Entries from a dataset:
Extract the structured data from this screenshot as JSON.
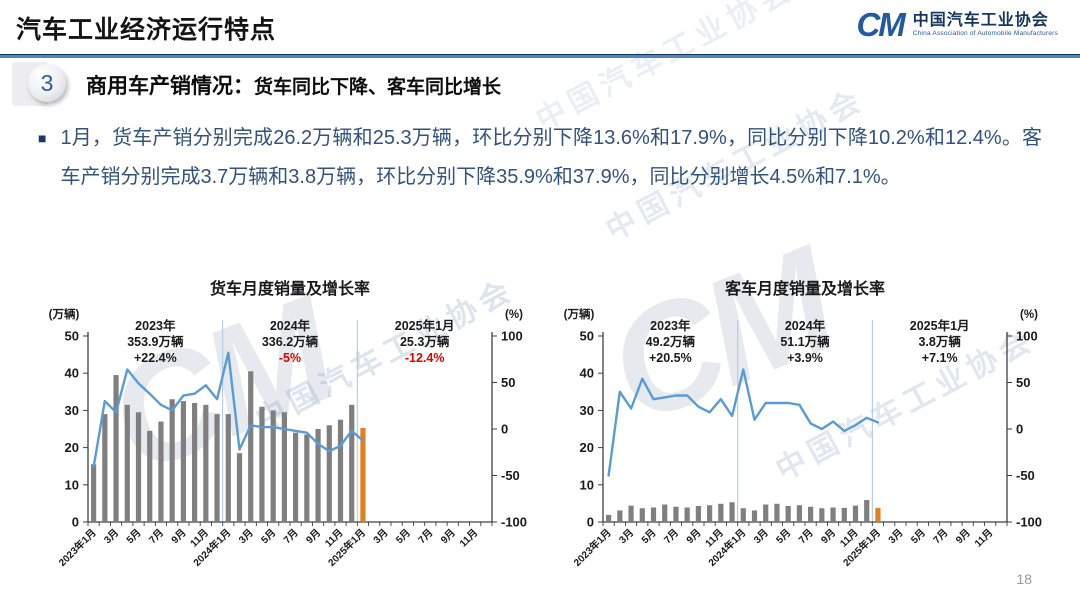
{
  "page": {
    "title": "汽车工业经济运行特点",
    "number": "18"
  },
  "logo": {
    "monogram": "CM",
    "org_name": "中国汽车工业协会",
    "org_name_en": "China Association of Automobile Manufacturers"
  },
  "section": {
    "badge": "3",
    "heading": "商用车产销情况：",
    "subheading": "货车同比下降、客车同比增长"
  },
  "body": {
    "bullet_text": "1月，货车产销分别完成26.2万辆和25.3万辆，环比分别下降13.6%和17.9%，同比分别下降10.2%和12.4%。客车产销分别完成3.7万辆和3.8万辆，环比分别下降35.9%和37.9%，同比分别增长4.5%和7.1%。"
  },
  "watermark": {
    "text": "中国汽车工业协会",
    "monogram": "CM"
  },
  "colors": {
    "line_blue": "#5B9BD5",
    "bar_gray": "#7F7F7F",
    "bar_orange": "#E2801F",
    "divider_blue": "#A9C6E2",
    "negative_red": "#E00000",
    "axis_dark": "#404040",
    "text_dark": "#1a1a1a"
  },
  "chart_data": [
    {
      "type": "bar+line",
      "title": "货车月度销量及增长率",
      "unit_left": "(万辆)",
      "unit_right": "(%)",
      "left_axis": {
        "min": 0,
        "max": 50,
        "ticks": [
          0,
          10,
          20,
          30,
          40,
          50
        ]
      },
      "right_axis": {
        "min": -100,
        "max": 100,
        "ticks": [
          100,
          50,
          0,
          -50,
          -100
        ]
      },
      "total_month_slots": 36,
      "x_tick_labels": [
        "2023年1月",
        "3月",
        "5月",
        "7月",
        "9月",
        "11月",
        "2024年1月",
        "3月",
        "5月",
        "7月",
        "9月",
        "11月",
        "2025年1月",
        "3月",
        "5月",
        "7月",
        "9月",
        "11月"
      ],
      "categories": [
        "2023年1月",
        "2023年2月",
        "2023年3月",
        "2023年4月",
        "2023年5月",
        "2023年6月",
        "2023年7月",
        "2023年8月",
        "2023年9月",
        "2023年10月",
        "2023年11月",
        "2023年12月",
        "2024年1月",
        "2024年2月",
        "2024年3月",
        "2024年4月",
        "2024年5月",
        "2024年6月",
        "2024年7月",
        "2024年8月",
        "2024年9月",
        "2024年10月",
        "2024年11月",
        "2024年12月",
        "2025年1月"
      ],
      "series": [
        {
          "name": "月度销量(万辆)",
          "type": "bar",
          "axis": "left",
          "values": [
            15.5,
            29,
            39.5,
            31.5,
            29.5,
            24.5,
            27,
            33,
            32.5,
            32,
            31.5,
            29,
            29,
            18.5,
            40.5,
            31,
            30,
            29.5,
            24,
            23.5,
            25,
            26,
            27.5,
            31.5,
            25.3
          ]
        },
        {
          "name": "同比增长率(%)",
          "type": "line",
          "axis": "right",
          "values": [
            -41,
            30,
            18,
            64,
            49,
            38,
            26,
            20,
            36,
            38,
            47,
            32,
            82,
            -22,
            4,
            2,
            2,
            0,
            -2,
            -4,
            -16,
            -24,
            -18,
            -2,
            -12.4
          ]
        }
      ],
      "year_dividers_after": [
        11,
        23
      ],
      "highlight_last_bar": true,
      "annotations": [
        {
          "label": "2023年",
          "volume": "353.9万辆",
          "growth": "+22.4%"
        },
        {
          "label": "2024年",
          "volume": "336.2万辆",
          "growth": "-5%"
        },
        {
          "label": "2025年1月",
          "volume": "25.3万辆",
          "growth": "-12.4%"
        }
      ]
    },
    {
      "type": "bar+line",
      "title": "客车月度销量及增长率",
      "unit_left": "(万辆)",
      "unit_right": "(%)",
      "left_axis": {
        "min": 0,
        "max": 50,
        "ticks": [
          0,
          10,
          20,
          30,
          40,
          50
        ]
      },
      "right_axis": {
        "min": -100,
        "max": 100,
        "ticks": [
          100,
          50,
          0,
          -50,
          -100
        ]
      },
      "total_month_slots": 36,
      "x_tick_labels": [
        "2023年1月",
        "3月",
        "5月",
        "7月",
        "9月",
        "11月",
        "2024年1月",
        "3月",
        "5月",
        "7月",
        "9月",
        "11月",
        "2025年1月",
        "3月",
        "5月",
        "7月",
        "9月",
        "11月"
      ],
      "categories": [
        "2023年1月",
        "2023年2月",
        "2023年3月",
        "2023年4月",
        "2023年5月",
        "2023年6月",
        "2023年7月",
        "2023年8月",
        "2023年9月",
        "2023年10月",
        "2023年11月",
        "2023年12月",
        "2024年1月",
        "2024年2月",
        "2024年3月",
        "2024年4月",
        "2024年5月",
        "2024年6月",
        "2024年7月",
        "2024年8月",
        "2024年9月",
        "2024年10月",
        "2024年11月",
        "2024年12月",
        "2025年1月"
      ],
      "series": [
        {
          "name": "月度销量(万辆)",
          "type": "bar",
          "axis": "left",
          "values": [
            1.9,
            3.1,
            4.4,
            3.7,
            3.9,
            4.7,
            4.1,
            3.9,
            4.3,
            4.5,
            4.9,
            5.3,
            3.7,
            3.1,
            4.7,
            4.9,
            4.3,
            4.5,
            4.1,
            3.7,
            3.9,
            3.8,
            4.4,
            5.9,
            3.8
          ]
        },
        {
          "name": "同比增长率(%)",
          "type": "line",
          "axis": "right",
          "values": [
            -50,
            40,
            22,
            54,
            32,
            34,
            36,
            36,
            24,
            18,
            32,
            14,
            64,
            10,
            28,
            28,
            28,
            26,
            6,
            0,
            8,
            -2,
            4,
            12,
            7.1
          ]
        }
      ],
      "year_dividers_after": [
        11,
        23
      ],
      "highlight_last_bar": true,
      "annotations": [
        {
          "label": "2023年",
          "volume": "49.2万辆",
          "growth": "+20.5%"
        },
        {
          "label": "2024年",
          "volume": "51.1万辆",
          "growth": "+3.9%"
        },
        {
          "label": "2025年1月",
          "volume": "3.8万辆",
          "growth": "+7.1%"
        }
      ]
    }
  ]
}
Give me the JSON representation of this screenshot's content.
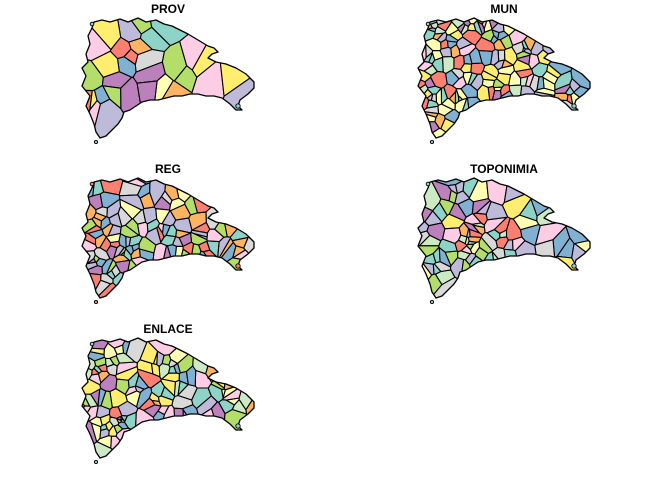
{
  "maps": [
    {
      "id": "prov",
      "title": "PROV",
      "palette": [
        "#8DD3C7",
        "#FFFFB3",
        "#BEBADA",
        "#FB8072",
        "#80B1D3",
        "#FDB462",
        "#B3DE69",
        "#FCCDE5",
        "#D9D9D9",
        "#BC80BD",
        "#CCEBC5",
        "#FFED6F"
      ]
    },
    {
      "id": "mun",
      "title": "MUN",
      "palette": [
        "#8DD3C7",
        "#FFFFB3",
        "#BEBADA",
        "#FB8072",
        "#80B1D3",
        "#FDB462",
        "#B3DE69",
        "#FCCDE5",
        "#D9D9D9",
        "#BC80BD",
        "#CCEBC5",
        "#FFED6F"
      ]
    },
    {
      "id": "reg",
      "title": "REG",
      "palette": [
        "#FB8072",
        "#B3DE69",
        "#FDB462",
        "#8DD3C7",
        "#FFFFB3",
        "#BEBADA",
        "#80B1D3",
        "#BC80BD",
        "#D9D9D9",
        "#FCCDE5"
      ]
    },
    {
      "id": "toponimia",
      "title": "TOPONIMIA",
      "palette": [
        "#8DD3C7",
        "#FFFFB3",
        "#BEBADA",
        "#FB8072",
        "#80B1D3",
        "#FDB462",
        "#B3DE69",
        "#FCCDE5",
        "#D9D9D9",
        "#BC80BD",
        "#CCEBC5",
        "#FFED6F"
      ]
    },
    {
      "id": "enlace",
      "title": "ENLACE",
      "palette": [
        "#8DD3C7",
        "#FFFFB3",
        "#BEBADA",
        "#FB8072",
        "#80B1D3",
        "#FDB462",
        "#B3DE69",
        "#FCCDE5",
        "#D9D9D9",
        "#BC80BD",
        "#CCEBC5",
        "#FFED6F"
      ]
    }
  ]
}
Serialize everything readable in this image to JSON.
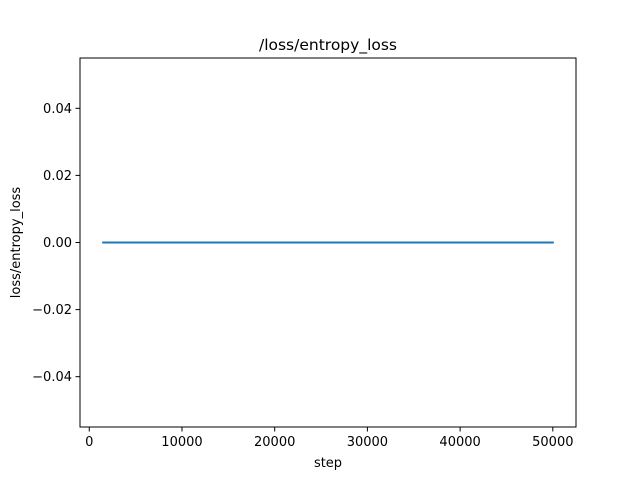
{
  "chart_data": {
    "type": "line",
    "title": "/loss/entropy_loss",
    "xlabel": "step",
    "ylabel": "loss/entropy_loss",
    "xlim": [
      -1000,
      52500
    ],
    "ylim": [
      -0.055,
      0.055
    ],
    "x_ticks": [
      0,
      10000,
      20000,
      30000,
      40000,
      50000
    ],
    "x_tick_labels": [
      "0",
      "10000",
      "20000",
      "30000",
      "40000",
      "50000"
    ],
    "y_ticks": [
      -0.04,
      -0.02,
      0.0,
      0.02,
      0.04
    ],
    "y_tick_labels": [
      "−0.04",
      "−0.02",
      "0.00",
      "0.02",
      "0.04"
    ],
    "grid": false,
    "series": [
      {
        "color": "#1f77b4",
        "x": [
          1500,
          5000,
          10000,
          15000,
          20000,
          25000,
          30000,
          35000,
          40000,
          45000,
          50000
        ],
        "y": [
          0,
          0,
          0,
          0,
          0,
          0,
          0,
          0,
          0,
          0,
          0
        ]
      }
    ]
  }
}
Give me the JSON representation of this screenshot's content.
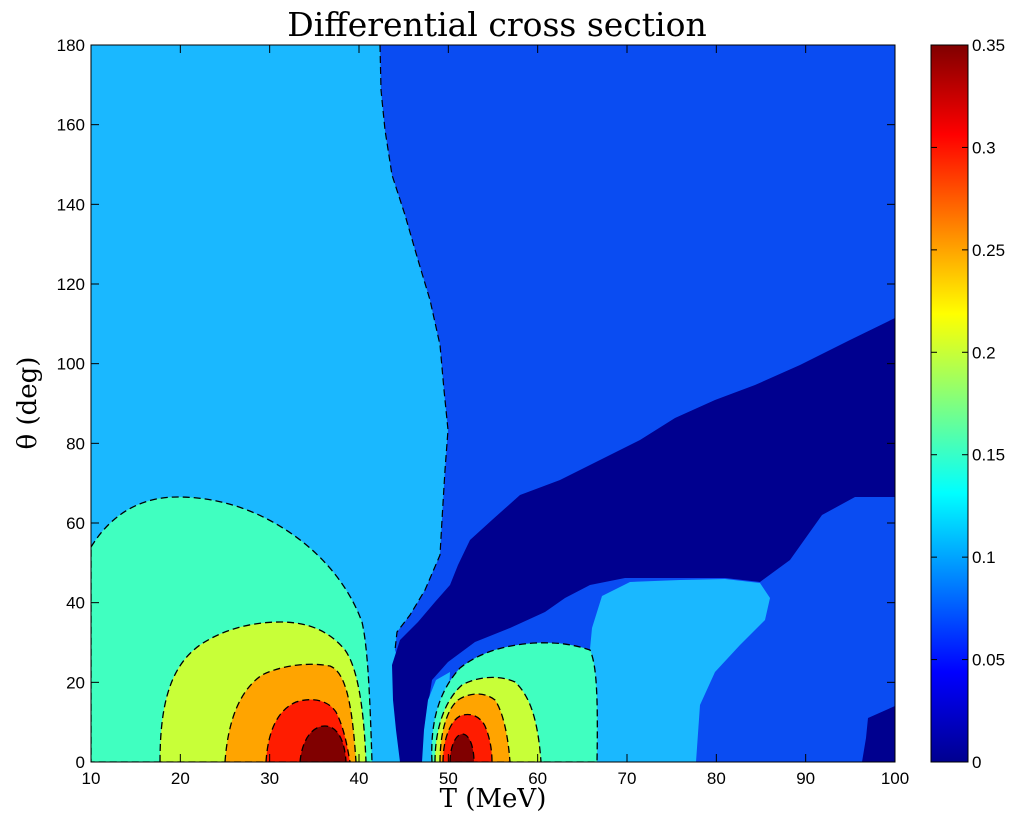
{
  "chart_data": {
    "type": "heatmap",
    "subtype": "filled-contour",
    "title": "Differential cross section",
    "xlabel": "T (MeV)",
    "ylabel": "θ (deg)",
    "xlim": [
      10,
      100
    ],
    "ylim": [
      0,
      180
    ],
    "x_ticks": [
      "10",
      "20",
      "30",
      "40",
      "50",
      "60",
      "70",
      "80",
      "90",
      "100"
    ],
    "y_ticks": [
      "0",
      "20",
      "40",
      "60",
      "80",
      "100",
      "120",
      "140",
      "160",
      "180"
    ],
    "colorbar": {
      "colormap": "jet",
      "range": [
        0,
        0.35
      ],
      "ticks": [
        "0",
        "0.05",
        "0.1",
        "0.15",
        "0.2",
        "0.25",
        "0.3",
        "0.35"
      ]
    },
    "contour_style": "black dashed contour lines between filled levels",
    "grid": false,
    "regions": [
      {
        "level": 0.1,
        "description": "background, T < ~43 MeV, all angles",
        "color": "#1ab8ff"
      },
      {
        "level": 0.04,
        "description": "background, T > ~43 MeV",
        "color": "#0a4cf2"
      },
      {
        "level": 0.01,
        "description": "minimum band rising from T≈45 MeV to θ≈66–112 at T=100",
        "color": "#00008f"
      },
      {
        "level": 0.13,
        "description": "forward lobe below θ≈66 for T<42",
        "color": "#40ffc0"
      },
      {
        "level": 0.18,
        "description": "lobe below θ≈36, T≈18–40",
        "color": "#c8ff38"
      },
      {
        "level": 0.24,
        "description": "lobe below θ≈23, T≈25–40",
        "color": "#ffa400"
      },
      {
        "level": 0.29,
        "description": "lobe below θ≈16, T≈29–38",
        "color": "#ff1c00"
      },
      {
        "level": 0.34,
        "description": "peak at T≈36 MeV, θ≈0",
        "color": "#800000"
      },
      {
        "level": 0.13,
        "description": "lobe below θ≈30, T≈47–61",
        "color": "#40ffc0"
      },
      {
        "level": 0.18,
        "description": "lobe below θ≈22, T≈48–56",
        "color": "#c8ff38"
      },
      {
        "level": 0.24,
        "description": "lobe below θ≈16, T≈49–55",
        "color": "#ffa400"
      },
      {
        "level": 0.29,
        "description": "lobe below θ≈11, T≈50–54",
        "color": "#ff1c00"
      },
      {
        "level": 0.33,
        "description": "peak at T≈52 MeV, θ≈2",
        "color": "#800000"
      },
      {
        "level": 0.1,
        "description": "region T≈58–86 below θ≈46",
        "color": "#1ab8ff"
      }
    ]
  }
}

= Work instructions =
Note every line above where the string "peak" shows up, and copy those lines.

= The reply =
        "description": "peak at T≈36 MeV, θ≈0",
        "description": "peak at T≈52 MeV, θ≈2",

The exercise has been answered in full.